------ Records to process
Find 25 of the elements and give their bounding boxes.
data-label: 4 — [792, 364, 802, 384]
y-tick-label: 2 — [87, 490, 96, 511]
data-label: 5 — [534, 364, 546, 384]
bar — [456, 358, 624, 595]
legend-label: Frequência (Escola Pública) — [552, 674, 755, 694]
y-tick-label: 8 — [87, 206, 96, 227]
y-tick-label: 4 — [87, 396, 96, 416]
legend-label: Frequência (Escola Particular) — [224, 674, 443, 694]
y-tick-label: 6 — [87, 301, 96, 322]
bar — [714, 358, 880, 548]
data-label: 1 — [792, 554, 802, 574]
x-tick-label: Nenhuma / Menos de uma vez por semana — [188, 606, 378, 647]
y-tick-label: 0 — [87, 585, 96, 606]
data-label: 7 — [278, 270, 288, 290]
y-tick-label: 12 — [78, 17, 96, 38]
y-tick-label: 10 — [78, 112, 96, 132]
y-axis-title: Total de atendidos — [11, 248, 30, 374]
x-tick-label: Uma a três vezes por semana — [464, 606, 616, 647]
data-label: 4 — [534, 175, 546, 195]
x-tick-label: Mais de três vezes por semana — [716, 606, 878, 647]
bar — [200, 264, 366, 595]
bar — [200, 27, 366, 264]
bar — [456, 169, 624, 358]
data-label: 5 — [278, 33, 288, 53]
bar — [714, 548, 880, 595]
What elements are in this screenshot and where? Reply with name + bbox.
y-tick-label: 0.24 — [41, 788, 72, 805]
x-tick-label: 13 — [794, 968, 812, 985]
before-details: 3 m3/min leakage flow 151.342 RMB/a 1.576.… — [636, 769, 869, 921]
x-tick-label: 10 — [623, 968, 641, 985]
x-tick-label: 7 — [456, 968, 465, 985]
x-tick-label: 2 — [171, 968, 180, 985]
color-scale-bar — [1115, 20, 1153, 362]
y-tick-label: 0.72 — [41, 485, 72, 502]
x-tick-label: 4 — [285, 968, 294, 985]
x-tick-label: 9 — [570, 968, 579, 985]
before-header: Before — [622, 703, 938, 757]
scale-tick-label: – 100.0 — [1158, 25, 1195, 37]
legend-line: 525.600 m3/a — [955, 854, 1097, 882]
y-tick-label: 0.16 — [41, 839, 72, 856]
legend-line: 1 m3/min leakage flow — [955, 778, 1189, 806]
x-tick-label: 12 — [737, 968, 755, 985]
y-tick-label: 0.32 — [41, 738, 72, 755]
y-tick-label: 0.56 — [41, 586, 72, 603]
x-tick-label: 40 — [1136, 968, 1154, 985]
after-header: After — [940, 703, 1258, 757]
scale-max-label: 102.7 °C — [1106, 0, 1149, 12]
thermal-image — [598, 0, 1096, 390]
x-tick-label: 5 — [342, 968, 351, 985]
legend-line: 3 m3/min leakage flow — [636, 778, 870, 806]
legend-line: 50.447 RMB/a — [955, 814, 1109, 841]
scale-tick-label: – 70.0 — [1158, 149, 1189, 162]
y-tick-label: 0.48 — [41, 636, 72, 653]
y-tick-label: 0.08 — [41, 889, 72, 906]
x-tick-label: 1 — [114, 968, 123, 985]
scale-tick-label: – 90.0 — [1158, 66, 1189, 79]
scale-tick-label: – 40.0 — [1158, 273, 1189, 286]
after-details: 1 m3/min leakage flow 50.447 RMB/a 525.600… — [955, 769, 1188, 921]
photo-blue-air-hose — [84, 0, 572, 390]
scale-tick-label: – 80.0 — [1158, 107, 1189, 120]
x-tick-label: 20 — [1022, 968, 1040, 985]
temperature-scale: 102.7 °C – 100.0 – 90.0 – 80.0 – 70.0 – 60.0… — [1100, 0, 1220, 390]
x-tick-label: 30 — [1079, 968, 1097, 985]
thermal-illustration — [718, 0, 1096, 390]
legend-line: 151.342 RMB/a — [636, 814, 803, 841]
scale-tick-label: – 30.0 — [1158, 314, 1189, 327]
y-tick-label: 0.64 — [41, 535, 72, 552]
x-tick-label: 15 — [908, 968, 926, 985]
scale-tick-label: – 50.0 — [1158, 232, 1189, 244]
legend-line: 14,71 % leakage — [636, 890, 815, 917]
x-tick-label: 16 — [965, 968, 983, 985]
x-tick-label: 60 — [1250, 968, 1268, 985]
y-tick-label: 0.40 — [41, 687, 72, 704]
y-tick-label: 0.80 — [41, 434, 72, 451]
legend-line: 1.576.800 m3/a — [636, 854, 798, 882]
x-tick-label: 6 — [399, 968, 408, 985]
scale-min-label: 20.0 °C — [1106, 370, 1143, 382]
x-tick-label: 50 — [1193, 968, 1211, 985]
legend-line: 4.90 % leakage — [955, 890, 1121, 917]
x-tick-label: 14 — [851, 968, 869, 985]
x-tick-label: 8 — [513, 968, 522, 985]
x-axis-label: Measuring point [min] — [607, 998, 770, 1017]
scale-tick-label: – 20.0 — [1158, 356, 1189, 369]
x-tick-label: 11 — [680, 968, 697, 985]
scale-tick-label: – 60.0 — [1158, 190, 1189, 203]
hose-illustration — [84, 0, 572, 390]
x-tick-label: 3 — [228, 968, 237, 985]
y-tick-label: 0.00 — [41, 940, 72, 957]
------------
Repeat the entries from the first line through the line holding "data-label: 7 — [278, 270, 288, 290]", inclusive, swapping "legend-label" for "series-label" and leaving everything else unchanged.

Find 25 of the elements and give their bounding boxes.
data-label: 4 — [792, 364, 802, 384]
y-tick-label: 2 — [87, 490, 96, 511]
data-label: 5 — [534, 364, 546, 384]
bar — [456, 358, 624, 595]
series-label: Frequência (Escola Pública) — [552, 674, 755, 694]
y-tick-label: 8 — [87, 206, 96, 227]
y-tick-label: 4 — [87, 396, 96, 416]
series-label: Frequência (Escola Particular) — [224, 674, 443, 694]
y-tick-label: 6 — [87, 301, 96, 322]
bar — [714, 358, 880, 548]
data-label: 1 — [792, 554, 802, 574]
x-tick-label: Nenhuma / Menos de uma vez por semana — [188, 606, 378, 647]
y-tick-label: 0 — [87, 585, 96, 606]
data-label: 7 — [278, 270, 288, 290]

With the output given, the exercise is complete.